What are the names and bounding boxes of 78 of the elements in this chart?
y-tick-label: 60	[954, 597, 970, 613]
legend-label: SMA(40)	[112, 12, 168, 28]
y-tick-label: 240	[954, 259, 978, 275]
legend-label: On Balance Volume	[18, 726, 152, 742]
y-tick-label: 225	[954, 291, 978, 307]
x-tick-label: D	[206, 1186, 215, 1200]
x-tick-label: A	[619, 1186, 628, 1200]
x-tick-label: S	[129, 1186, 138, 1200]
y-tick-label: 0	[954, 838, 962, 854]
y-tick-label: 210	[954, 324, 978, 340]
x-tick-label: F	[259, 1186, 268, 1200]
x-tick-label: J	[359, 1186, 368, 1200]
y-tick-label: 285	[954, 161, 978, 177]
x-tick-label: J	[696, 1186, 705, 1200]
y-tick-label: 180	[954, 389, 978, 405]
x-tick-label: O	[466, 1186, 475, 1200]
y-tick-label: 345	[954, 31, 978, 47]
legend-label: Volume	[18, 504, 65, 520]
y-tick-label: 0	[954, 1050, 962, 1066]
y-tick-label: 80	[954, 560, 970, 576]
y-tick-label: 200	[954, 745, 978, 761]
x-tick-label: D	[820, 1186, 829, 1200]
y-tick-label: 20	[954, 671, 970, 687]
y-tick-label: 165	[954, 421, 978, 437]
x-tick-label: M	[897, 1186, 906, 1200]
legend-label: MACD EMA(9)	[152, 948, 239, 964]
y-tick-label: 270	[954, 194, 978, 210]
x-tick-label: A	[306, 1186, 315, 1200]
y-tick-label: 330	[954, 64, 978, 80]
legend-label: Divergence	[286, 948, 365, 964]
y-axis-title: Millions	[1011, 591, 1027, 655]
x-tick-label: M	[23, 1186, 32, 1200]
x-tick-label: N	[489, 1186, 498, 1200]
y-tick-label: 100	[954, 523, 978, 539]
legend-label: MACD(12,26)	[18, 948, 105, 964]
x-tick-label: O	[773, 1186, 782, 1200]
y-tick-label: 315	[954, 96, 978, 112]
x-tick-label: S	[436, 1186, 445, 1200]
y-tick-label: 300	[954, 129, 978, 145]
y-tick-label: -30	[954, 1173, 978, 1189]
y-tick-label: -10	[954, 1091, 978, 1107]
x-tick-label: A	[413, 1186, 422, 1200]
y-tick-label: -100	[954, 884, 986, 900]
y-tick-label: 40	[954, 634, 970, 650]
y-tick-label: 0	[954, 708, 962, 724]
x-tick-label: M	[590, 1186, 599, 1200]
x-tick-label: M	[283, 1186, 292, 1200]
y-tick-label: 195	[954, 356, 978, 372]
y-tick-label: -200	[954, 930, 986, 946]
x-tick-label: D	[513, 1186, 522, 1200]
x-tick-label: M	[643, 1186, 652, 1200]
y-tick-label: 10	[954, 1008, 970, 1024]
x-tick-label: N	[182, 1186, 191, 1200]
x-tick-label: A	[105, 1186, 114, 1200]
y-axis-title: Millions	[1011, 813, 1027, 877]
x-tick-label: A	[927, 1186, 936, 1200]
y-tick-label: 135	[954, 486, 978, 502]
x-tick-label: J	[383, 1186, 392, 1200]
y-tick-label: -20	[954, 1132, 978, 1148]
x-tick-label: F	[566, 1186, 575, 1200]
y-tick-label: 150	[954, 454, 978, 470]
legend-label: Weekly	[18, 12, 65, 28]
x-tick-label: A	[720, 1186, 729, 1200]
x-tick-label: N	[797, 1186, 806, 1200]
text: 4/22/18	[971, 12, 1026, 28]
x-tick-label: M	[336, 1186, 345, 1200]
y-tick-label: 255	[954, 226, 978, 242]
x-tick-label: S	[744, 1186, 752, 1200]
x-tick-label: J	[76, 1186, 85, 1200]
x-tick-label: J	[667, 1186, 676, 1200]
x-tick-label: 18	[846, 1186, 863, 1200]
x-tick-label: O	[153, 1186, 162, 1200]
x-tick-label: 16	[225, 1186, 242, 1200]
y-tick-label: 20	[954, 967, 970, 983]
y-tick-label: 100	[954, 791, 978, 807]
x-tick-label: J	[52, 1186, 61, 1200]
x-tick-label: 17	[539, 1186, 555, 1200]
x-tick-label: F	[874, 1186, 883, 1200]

================

Reproduce every line of the data above without changing anything.

### Right answer
What are the names and bounding boxes of 78 of the elements in this chart?
y-tick-label: 60	[954, 597, 970, 613]
legend-label: SMA(40)	[112, 12, 168, 28]
y-tick-label: 240	[954, 259, 978, 275]
legend-label: On Balance Volume	[18, 726, 152, 742]
y-tick-label: 225	[954, 291, 978, 307]
x-tick-label: D	[206, 1186, 215, 1200]
x-tick-label: A	[619, 1186, 628, 1200]
x-tick-label: S	[129, 1186, 138, 1200]
y-tick-label: 0	[954, 838, 962, 854]
y-tick-label: 210	[954, 324, 978, 340]
x-tick-label: F	[259, 1186, 268, 1200]
x-tick-label: J	[359, 1186, 368, 1200]
y-tick-label: 285	[954, 161, 978, 177]
x-tick-label: J	[696, 1186, 705, 1200]
y-tick-label: 180	[954, 389, 978, 405]
x-tick-label: O	[466, 1186, 475, 1200]
y-tick-label: 345	[954, 31, 978, 47]
legend-label: Volume	[18, 504, 65, 520]
y-tick-label: 0	[954, 1050, 962, 1066]
y-tick-label: 80	[954, 560, 970, 576]
y-tick-label: 200	[954, 745, 978, 761]
x-tick-label: D	[820, 1186, 829, 1200]
y-tick-label: 20	[954, 671, 970, 687]
y-tick-label: 165	[954, 421, 978, 437]
x-tick-label: M	[897, 1186, 906, 1200]
legend-label: MACD EMA(9)	[152, 948, 239, 964]
y-tick-label: 270	[954, 194, 978, 210]
x-tick-label: A	[306, 1186, 315, 1200]
y-tick-label: 330	[954, 64, 978, 80]
legend-label: Divergence	[286, 948, 365, 964]
y-axis-title: Millions	[1011, 591, 1027, 655]
x-tick-label: M	[23, 1186, 32, 1200]
x-tick-label: N	[489, 1186, 498, 1200]
y-tick-label: 100	[954, 523, 978, 539]
legend-label: MACD(12,26)	[18, 948, 105, 964]
x-tick-label: O	[773, 1186, 782, 1200]
y-tick-label: 315	[954, 96, 978, 112]
x-tick-label: S	[436, 1186, 445, 1200]
y-tick-label: 300	[954, 129, 978, 145]
y-tick-label: -30	[954, 1173, 978, 1189]
y-tick-label: -10	[954, 1091, 978, 1107]
x-tick-label: A	[413, 1186, 422, 1200]
y-tick-label: -100	[954, 884, 986, 900]
y-tick-label: 40	[954, 634, 970, 650]
y-tick-label: 0	[954, 708, 962, 724]
x-tick-label: M	[590, 1186, 599, 1200]
x-tick-label: M	[283, 1186, 292, 1200]
y-tick-label: 195	[954, 356, 978, 372]
y-tick-label: -200	[954, 930, 986, 946]
x-tick-label: D	[513, 1186, 522, 1200]
x-tick-label: M	[643, 1186, 652, 1200]
y-tick-label: 10	[954, 1008, 970, 1024]
x-tick-label: N	[182, 1186, 191, 1200]
x-tick-label: A	[105, 1186, 114, 1200]
y-axis-title: Millions	[1011, 813, 1027, 877]
x-tick-label: A	[927, 1186, 936, 1200]
y-tick-label: 135	[954, 486, 978, 502]
x-tick-label: J	[383, 1186, 392, 1200]
y-tick-label: -20	[954, 1132, 978, 1148]
x-tick-label: F	[566, 1186, 575, 1200]
y-tick-label: 150	[954, 454, 978, 470]
legend-label: Weekly	[18, 12, 65, 28]
x-tick-label: A	[720, 1186, 729, 1200]
x-tick-label: N	[797, 1186, 806, 1200]
text: 4/22/18	[971, 12, 1026, 28]
x-tick-label: M	[336, 1186, 345, 1200]
y-tick-label: 255	[954, 226, 978, 242]
x-tick-label: S	[744, 1186, 752, 1200]
x-tick-label: J	[76, 1186, 85, 1200]
x-tick-label: J	[667, 1186, 676, 1200]
x-tick-label: 18	[846, 1186, 863, 1200]
x-tick-label: O	[153, 1186, 162, 1200]
x-tick-label: 16	[225, 1186, 242, 1200]
y-tick-label: 20	[954, 967, 970, 983]
y-tick-label: 100	[954, 791, 978, 807]
x-tick-label: J	[52, 1186, 61, 1200]
x-tick-label: 17	[539, 1186, 555, 1200]
x-tick-label: F	[874, 1186, 883, 1200]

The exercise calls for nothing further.